Problem to solve: Output each entry that follows exactly. Images stay out.

(Stored data entries)
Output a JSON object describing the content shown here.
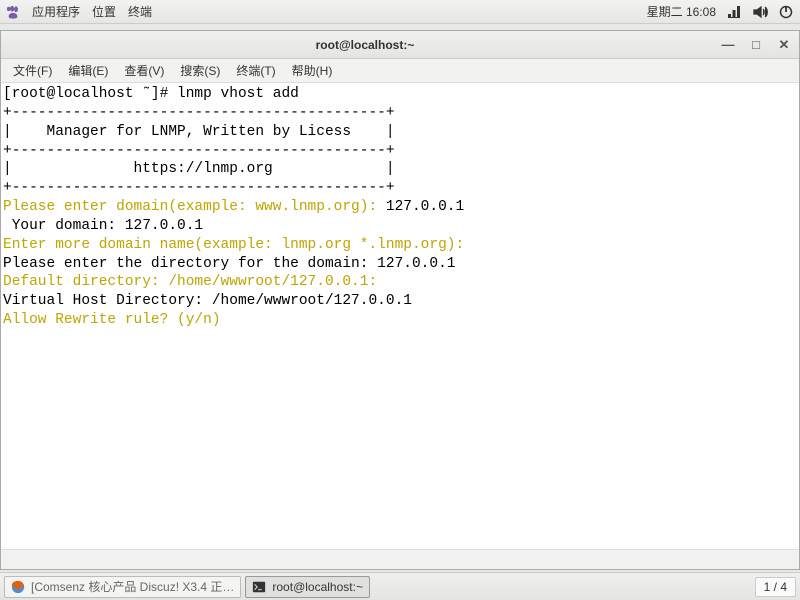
{
  "topbar": {
    "apps": "应用程序",
    "places": "位置",
    "terminal": "终端",
    "date": "星期二 16:08"
  },
  "window": {
    "title": "root@localhost:~"
  },
  "menu": {
    "file": "文件(F)",
    "edit": "编辑(E)",
    "view": "查看(V)",
    "search": "搜索(S)",
    "terminal": "终端(T)",
    "help": "帮助(H)"
  },
  "term": {
    "prompt": "[root@localhost ˜]# ",
    "cmd": "lnmp vhost add",
    "border_top": "+-------------------------------------------+",
    "banner1": "|    Manager for LNMP, Written by Licess    |",
    "border_mid": "+-------------------------------------------+",
    "banner2": "|              https://lnmp.org             |",
    "border_bot": "+-------------------------------------------+",
    "p1a": "Please enter domain(example: www.lnmp.org): ",
    "p1b": "127.0.0.1",
    "p2": " Your domain: 127.0.0.1",
    "p3": "Enter more domain name(example: lnmp.org *.lnmp.org): ",
    "p4a": "Please enter the directory for the domain: ",
    "p4b": "127.0.0.1",
    "p5": "Default directory: /home/wwwroot/127.0.0.1:",
    "p6": "Virtual Host Directory: /home/wwwroot/127.0.0.1",
    "p7": "Allow Rewrite rule? (y/n) "
  },
  "taskbar": {
    "firefox": "[Comsenz 核心产品 Discuz! X3.4 正…",
    "terminal": "root@localhost:~",
    "workspace": "1 / 4"
  }
}
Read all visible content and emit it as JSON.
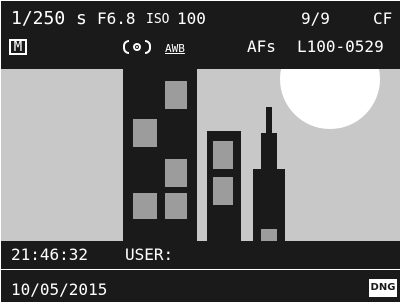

Response below:
Output a JSON object describing the content shown here.
{
  "topbar": {
    "apps": "应用程序",
    "places": "位置",
    "terminal": "终端",
    "date": "星期二 16:08"
  },
  "window": {
    "title": "root@localhost:~"
  },
  "menu": {
    "file": "文件(F)",
    "edit": "编辑(E)",
    "view": "查看(V)",
    "search": "搜索(S)",
    "terminal": "终端(T)",
    "help": "帮助(H)"
  },
  "term": {
    "prompt": "[root@localhost ˜]# ",
    "cmd": "lnmp vhost add",
    "border_top": "+-------------------------------------------+",
    "banner1": "|    Manager for LNMP, Written by Licess    |",
    "border_mid": "+-------------------------------------------+",
    "banner2": "|              https://lnmp.org             |",
    "border_bot": "+-------------------------------------------+",
    "p1a": "Please enter domain(example: www.lnmp.org): ",
    "p1b": "127.0.0.1",
    "p2": " Your domain: 127.0.0.1",
    "p3": "Enter more domain name(example: lnmp.org *.lnmp.org): ",
    "p4a": "Please enter the directory for the domain: ",
    "p4b": "127.0.0.1",
    "p5": "Default directory: /home/wwwroot/127.0.0.1:",
    "p6": "Virtual Host Directory: /home/wwwroot/127.0.0.1",
    "p7": "Allow Rewrite rule? (y/n) "
  },
  "taskbar": {
    "firefox": "[Comsenz 核心产品 Discuz! X3.4 正…",
    "terminal": "root@localhost:~",
    "workspace": "1 / 4"
  }
}
Read all visible content and emit it as JSON.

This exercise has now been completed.